Provided passage ->
════════════════

It's almost like the .+? is somehow gobbling up the first {, but it's supposed to be non-greedy so I don't understand why it would.

What is causing it to act this way?

Script:

use strict;
use warnings;

my $text = << "END";
int max(int x, int y)
{
    if (x > y)
    {
        return x;
    }
    else
    {
        return y;
    }
}
END

# Regular expression to capture balanced "{}" groups
my $regex = qr/
    \{              # Match opening brace
        (?:         # Start non-capturing group
            [^{}]++ #     Match non-brace characters without backtracking
            |       #     or
            (?R)    #     Recursively match the entire expression
        )*          # Match 0 or more times
    \}              # Match closing brace
/x;

# is ".+?" gobbling up the first "{"?
# What would cause it to do this?
if ($text =~ m/int\s.+?($regex)/s){
    print $1;
}

Output:

{
        return x;
    }

Expected Output:

{
    if (x > y)
    {
        return x;
    }
    else
    {
        return y;
    }
}

I know that there is a Text::Balanced module for this purpose, but I am attempting to do this by hand in order to learn more about regular expressions.

════════════════

Data to process ->
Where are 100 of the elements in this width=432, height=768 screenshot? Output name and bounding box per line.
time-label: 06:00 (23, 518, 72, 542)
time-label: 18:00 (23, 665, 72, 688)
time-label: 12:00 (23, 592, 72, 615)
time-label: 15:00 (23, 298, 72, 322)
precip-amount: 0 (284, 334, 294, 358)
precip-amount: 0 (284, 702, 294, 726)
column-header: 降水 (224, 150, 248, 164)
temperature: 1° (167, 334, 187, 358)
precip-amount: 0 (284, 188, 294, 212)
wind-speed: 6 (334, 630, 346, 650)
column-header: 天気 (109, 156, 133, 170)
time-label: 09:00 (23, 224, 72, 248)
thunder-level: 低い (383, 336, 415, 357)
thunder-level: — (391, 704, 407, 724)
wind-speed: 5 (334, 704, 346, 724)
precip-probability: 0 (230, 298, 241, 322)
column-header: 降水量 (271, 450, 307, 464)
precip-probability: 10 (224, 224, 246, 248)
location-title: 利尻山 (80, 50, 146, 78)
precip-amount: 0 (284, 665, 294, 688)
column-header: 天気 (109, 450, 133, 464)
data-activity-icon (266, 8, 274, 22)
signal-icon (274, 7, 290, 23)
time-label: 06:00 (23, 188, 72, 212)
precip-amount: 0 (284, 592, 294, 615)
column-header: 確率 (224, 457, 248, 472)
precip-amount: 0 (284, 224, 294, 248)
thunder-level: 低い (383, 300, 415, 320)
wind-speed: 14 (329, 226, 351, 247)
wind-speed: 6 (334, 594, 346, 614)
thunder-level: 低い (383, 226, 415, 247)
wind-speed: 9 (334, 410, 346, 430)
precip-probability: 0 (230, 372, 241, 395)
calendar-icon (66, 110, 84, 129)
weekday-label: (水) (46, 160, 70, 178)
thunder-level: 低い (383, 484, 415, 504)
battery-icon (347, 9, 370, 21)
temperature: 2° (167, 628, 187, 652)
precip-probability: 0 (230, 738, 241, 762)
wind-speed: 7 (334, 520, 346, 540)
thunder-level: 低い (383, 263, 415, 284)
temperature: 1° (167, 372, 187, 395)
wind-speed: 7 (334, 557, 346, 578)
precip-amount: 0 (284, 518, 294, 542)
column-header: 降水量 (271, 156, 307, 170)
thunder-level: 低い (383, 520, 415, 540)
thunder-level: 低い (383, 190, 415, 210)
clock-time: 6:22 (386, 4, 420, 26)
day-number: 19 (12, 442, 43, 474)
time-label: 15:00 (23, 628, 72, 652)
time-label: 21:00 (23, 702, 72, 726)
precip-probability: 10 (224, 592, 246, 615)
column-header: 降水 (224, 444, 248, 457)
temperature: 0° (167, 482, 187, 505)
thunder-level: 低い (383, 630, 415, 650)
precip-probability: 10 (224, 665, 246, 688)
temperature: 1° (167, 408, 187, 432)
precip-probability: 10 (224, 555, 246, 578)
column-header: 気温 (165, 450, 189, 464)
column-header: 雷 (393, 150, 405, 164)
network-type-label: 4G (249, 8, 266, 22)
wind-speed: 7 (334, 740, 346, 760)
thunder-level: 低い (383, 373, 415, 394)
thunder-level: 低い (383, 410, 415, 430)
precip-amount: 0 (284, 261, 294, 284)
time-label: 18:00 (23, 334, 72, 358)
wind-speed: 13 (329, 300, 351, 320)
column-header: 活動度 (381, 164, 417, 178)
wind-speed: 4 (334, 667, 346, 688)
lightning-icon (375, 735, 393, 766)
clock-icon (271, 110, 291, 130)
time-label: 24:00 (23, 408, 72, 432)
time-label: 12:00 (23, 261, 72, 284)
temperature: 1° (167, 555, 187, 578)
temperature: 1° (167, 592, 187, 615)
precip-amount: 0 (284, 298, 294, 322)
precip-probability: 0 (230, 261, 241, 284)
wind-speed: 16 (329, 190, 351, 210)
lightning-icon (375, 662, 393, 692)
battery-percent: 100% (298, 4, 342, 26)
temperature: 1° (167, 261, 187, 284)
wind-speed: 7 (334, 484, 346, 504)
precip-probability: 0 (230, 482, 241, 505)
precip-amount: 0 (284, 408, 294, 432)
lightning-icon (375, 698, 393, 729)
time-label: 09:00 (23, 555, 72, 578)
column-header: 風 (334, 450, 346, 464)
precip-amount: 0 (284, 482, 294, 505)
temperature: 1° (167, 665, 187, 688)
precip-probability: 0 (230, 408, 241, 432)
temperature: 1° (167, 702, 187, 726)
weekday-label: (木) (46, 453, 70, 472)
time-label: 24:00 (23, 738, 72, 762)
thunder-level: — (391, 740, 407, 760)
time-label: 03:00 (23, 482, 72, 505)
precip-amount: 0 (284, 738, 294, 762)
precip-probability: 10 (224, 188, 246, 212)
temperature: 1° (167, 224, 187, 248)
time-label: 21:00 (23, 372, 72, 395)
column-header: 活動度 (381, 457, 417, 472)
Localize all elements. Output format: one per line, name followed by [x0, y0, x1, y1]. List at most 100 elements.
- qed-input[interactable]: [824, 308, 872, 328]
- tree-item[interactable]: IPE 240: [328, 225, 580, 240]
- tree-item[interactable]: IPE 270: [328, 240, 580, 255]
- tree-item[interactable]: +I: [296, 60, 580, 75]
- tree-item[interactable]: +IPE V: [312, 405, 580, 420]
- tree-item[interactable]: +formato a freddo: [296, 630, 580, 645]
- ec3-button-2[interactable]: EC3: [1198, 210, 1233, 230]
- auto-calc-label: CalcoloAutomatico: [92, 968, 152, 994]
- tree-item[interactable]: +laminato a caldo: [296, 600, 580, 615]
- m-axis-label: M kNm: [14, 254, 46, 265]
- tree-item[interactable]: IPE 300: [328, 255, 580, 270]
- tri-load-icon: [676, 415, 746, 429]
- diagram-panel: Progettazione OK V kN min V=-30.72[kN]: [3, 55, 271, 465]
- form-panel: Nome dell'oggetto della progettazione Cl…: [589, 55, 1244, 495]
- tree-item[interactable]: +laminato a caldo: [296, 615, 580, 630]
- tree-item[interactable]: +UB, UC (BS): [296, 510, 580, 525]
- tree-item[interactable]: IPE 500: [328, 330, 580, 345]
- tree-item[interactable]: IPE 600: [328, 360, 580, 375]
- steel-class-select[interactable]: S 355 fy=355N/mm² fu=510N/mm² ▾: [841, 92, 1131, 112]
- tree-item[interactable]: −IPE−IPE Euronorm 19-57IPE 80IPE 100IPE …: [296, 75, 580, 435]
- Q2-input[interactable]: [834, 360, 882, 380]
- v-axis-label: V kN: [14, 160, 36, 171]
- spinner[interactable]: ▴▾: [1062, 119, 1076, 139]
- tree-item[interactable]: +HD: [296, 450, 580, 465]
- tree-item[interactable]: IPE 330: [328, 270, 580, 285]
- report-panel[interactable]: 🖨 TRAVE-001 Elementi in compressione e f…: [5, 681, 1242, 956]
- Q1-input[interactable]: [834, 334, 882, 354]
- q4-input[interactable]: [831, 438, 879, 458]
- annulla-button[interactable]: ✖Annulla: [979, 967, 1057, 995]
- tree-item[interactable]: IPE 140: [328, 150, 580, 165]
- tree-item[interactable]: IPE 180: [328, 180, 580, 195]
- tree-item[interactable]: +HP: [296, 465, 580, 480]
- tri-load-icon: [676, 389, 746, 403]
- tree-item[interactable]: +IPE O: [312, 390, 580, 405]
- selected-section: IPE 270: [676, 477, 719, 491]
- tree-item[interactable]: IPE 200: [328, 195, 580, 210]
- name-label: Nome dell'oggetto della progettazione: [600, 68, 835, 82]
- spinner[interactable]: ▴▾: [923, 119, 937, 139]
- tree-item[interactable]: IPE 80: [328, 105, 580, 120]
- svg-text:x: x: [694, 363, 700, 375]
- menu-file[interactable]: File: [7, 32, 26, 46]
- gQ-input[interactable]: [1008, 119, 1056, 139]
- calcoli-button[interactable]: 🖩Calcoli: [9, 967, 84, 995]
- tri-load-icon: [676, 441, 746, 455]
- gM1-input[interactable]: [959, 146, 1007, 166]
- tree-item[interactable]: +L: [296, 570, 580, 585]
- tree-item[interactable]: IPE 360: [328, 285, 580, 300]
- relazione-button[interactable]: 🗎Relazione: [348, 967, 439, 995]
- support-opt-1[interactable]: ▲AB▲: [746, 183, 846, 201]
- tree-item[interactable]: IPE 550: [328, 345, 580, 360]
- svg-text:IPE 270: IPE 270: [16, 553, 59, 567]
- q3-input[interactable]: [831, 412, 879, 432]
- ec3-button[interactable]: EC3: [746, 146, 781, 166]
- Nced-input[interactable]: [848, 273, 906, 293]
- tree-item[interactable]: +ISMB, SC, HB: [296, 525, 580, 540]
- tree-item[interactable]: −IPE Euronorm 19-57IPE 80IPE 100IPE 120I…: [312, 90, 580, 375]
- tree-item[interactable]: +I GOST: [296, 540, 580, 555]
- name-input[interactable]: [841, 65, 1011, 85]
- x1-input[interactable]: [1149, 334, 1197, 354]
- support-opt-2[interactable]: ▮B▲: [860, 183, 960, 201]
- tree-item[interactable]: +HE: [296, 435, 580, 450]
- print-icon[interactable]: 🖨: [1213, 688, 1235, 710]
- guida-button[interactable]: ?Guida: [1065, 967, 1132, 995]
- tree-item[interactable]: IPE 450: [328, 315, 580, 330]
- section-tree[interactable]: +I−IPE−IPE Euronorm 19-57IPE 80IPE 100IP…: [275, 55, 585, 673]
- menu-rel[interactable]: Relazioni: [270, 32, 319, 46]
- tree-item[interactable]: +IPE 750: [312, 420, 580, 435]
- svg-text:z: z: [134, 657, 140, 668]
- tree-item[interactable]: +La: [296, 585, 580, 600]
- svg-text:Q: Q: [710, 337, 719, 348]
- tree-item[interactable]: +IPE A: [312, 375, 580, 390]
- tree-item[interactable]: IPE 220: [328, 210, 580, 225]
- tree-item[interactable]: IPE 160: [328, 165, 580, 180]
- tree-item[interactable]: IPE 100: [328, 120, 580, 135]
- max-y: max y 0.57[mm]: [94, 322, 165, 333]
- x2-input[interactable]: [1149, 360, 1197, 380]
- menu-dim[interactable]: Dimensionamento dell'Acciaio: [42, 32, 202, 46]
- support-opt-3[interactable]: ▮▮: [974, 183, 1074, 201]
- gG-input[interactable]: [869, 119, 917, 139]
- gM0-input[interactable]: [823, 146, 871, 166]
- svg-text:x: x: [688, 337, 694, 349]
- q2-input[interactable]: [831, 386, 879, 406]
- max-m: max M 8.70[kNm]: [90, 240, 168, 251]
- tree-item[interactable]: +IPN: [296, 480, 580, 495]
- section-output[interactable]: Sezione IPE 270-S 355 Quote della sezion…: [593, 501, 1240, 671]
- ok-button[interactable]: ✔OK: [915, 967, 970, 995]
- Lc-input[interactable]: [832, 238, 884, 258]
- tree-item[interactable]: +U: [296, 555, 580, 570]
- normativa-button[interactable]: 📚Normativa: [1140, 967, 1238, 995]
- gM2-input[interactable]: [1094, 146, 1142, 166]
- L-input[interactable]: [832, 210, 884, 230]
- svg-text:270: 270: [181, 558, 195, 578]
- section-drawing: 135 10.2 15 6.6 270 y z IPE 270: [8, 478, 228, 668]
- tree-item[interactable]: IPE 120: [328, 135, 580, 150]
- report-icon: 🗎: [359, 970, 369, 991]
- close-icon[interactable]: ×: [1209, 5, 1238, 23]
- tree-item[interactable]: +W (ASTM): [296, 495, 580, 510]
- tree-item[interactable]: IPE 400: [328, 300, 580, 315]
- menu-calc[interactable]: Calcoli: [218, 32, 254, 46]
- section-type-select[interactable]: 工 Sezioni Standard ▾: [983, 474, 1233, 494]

════════════════

The tasks ->
#1 Quote the whole post about the non-greedy Perl regex, word for word.
#2 Pull out every line of the records that contains the string "lightning", matching case exactly.

Outputs ->
#1
It's almost like the .+? is somehow gobbling up the first {, but it's supposed to be non-greedy so I don't understand why it would.

What is causing it to act this way?

Script:

use strict;
use warnings;

my $text = << "END";
int max(int x, int y)
{
    if (x > y)
    {
        return x;
    }
    else
    {
        return y;
    }
}
END

# Regular expression to capture balanced "{}" groups
my $regex = qr/
    \{              # Match opening brace
        (?:         # Start non-capturing group
            [^{}]++ #     Match non-brace characters without backtracking
            |       #     or
            (?R)    #     Recursively match the entire expression
        )*          # Match 0 or more times
    \}              # Match closing brace
/x;

# is ".+?" gobbling up the first "{"?
# What would cause it to do this?
if ($text =~ m/int\s.+?($regex)/s){
    print $1;
}

Output:

{
        return x;
    }

Expected Output:

{
    if (x > y)
    {
        return x;
    }
    else
    {
        return y;
    }
}

I know that there is a Text::Balanced module for this purpose, but I am attempting to do this by hand in order to learn more about regular expressions.

#2
lightning-icon (375, 735, 393, 766)
lightning-icon (375, 662, 393, 692)
lightning-icon (375, 698, 393, 729)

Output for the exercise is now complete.